**Data for processing**
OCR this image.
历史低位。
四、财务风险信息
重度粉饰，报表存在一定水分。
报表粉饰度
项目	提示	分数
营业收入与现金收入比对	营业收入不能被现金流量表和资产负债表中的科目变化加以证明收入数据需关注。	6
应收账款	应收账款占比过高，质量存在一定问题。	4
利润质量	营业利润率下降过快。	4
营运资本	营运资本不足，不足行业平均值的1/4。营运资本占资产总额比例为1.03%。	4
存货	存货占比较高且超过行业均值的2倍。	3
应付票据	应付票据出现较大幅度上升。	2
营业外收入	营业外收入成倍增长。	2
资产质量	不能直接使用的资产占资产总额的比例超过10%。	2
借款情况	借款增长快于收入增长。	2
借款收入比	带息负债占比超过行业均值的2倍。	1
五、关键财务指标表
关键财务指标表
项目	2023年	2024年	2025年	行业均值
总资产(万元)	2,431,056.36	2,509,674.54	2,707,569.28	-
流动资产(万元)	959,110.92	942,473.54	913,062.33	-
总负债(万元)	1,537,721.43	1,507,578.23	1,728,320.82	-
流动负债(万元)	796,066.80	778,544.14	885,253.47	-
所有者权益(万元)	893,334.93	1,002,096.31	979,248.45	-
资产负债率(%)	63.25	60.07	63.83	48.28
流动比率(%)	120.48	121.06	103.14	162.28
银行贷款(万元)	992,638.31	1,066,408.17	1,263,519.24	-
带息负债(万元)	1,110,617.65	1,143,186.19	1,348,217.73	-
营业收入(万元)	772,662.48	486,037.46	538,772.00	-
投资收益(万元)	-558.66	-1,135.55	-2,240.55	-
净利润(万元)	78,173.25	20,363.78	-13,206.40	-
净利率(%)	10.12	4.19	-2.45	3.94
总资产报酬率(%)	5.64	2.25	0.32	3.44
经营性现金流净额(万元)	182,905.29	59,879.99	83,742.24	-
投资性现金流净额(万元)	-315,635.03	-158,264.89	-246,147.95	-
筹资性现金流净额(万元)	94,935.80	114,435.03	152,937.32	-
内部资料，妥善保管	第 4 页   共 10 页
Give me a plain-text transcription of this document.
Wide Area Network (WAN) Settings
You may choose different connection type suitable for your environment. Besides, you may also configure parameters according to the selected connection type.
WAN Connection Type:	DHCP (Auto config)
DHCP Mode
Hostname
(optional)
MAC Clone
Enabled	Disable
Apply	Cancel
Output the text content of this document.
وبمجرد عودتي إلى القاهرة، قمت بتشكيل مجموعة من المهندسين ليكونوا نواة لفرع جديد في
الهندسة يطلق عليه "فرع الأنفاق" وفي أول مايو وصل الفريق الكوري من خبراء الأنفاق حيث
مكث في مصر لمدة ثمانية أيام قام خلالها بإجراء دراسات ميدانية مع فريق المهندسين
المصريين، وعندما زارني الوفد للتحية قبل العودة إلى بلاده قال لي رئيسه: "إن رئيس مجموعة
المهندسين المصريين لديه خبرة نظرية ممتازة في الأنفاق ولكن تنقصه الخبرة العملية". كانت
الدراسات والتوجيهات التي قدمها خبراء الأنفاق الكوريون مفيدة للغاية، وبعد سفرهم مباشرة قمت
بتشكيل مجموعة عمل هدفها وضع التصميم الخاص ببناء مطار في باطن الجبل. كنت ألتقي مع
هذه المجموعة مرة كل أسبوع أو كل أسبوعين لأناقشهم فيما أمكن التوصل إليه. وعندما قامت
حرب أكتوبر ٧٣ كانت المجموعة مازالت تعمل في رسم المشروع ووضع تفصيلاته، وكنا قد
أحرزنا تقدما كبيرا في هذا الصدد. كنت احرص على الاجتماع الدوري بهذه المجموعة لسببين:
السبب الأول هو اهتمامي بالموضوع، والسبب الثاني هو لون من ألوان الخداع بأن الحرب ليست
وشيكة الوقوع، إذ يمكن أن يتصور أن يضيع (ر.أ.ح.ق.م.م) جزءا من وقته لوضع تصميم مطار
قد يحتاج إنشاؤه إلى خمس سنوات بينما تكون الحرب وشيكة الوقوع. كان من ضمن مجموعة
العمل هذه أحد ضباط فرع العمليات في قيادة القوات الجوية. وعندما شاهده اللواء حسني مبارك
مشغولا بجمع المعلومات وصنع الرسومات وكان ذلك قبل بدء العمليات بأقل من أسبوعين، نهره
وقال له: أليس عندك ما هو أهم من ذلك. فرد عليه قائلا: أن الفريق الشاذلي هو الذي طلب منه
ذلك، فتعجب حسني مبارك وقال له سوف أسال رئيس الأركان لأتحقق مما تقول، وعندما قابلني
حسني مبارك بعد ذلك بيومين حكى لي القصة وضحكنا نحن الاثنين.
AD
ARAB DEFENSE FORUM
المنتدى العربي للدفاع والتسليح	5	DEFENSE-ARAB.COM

**Task prompt**
Repeat only the stretch of lines that opens with the line containing "Output the text content of this document." and closes with the final line of the entries, both included, exactly as written.

**Expected answer**
Output the text content of this document.
وبمجرد عودتي إلى القاهرة، قمت بتشكيل مجموعة من المهندسين ليكونوا نواة لفرع جديد في
الهندسة يطلق عليه "فرع الأنفاق" وفي أول مايو وصل الفريق الكوري من خبراء الأنفاق حيث
مكث في مصر لمدة ثمانية أيام قام خلالها بإجراء دراسات ميدانية مع فريق المهندسين
المصريين، وعندما زارني الوفد للتحية قبل العودة إلى بلاده قال لي رئيسه: "إن رئيس مجموعة
المهندسين المصريين لديه خبرة نظرية ممتازة في الأنفاق ولكن تنقصه الخبرة العملية". كانت
الدراسات والتوجيهات التي قدمها خبراء الأنفاق الكوريون مفيدة للغاية، وبعد سفرهم مباشرة قمت
بتشكيل مجموعة عمل هدفها وضع التصميم الخاص ببناء مطار في باطن الجبل. كنت ألتقي مع
هذه المجموعة مرة كل أسبوع أو كل أسبوعين لأناقشهم فيما أمكن التوصل إليه. وعندما قامت
حرب أكتوبر ٧٣ كانت المجموعة مازالت تعمل في رسم المشروع ووضع تفصيلاته، وكنا قد
أحرزنا تقدما كبيرا في هذا الصدد. كنت احرص على الاجتماع الدوري بهذه المجموعة لسببين:
السبب الأول هو اهتمامي بالموضوع، والسبب الثاني هو لون من ألوان الخداع بأن الحرب ليست
وشيكة الوقوع، إذ يمكن أن يتصور أن يضيع (ر.أ.ح.ق.م.م) جزءا من وقته لوضع تصميم مطار
قد يحتاج إنشاؤه إلى خمس سنوات بينما تكون الحرب وشيكة الوقوع. كان من ضمن مجموعة
العمل هذه أحد ضباط فرع العمليات في قيادة القوات الجوية. وعندما شاهده اللواء حسني مبارك
مشغولا بجمع المعلومات وصنع الرسومات وكان ذلك قبل بدء العمليات بأقل من أسبوعين، نهره
وقال له: أليس عندك ما هو أهم من ذلك. فرد عليه قائلا: أن الفريق الشاذلي هو الذي طلب منه
ذلك، فتعجب حسني مبارك وقال له سوف أسال رئيس الأركان لأتحقق مما تقول، وعندما قابلني
حسني مبارك بعد ذلك بيومين حكى لي القصة وضحكنا نحن الاثنين.
AD
ARAB DEFENSE FORUM
المنتدى العربي للدفاع والتسليح	5	DEFENSE-ARAB.COM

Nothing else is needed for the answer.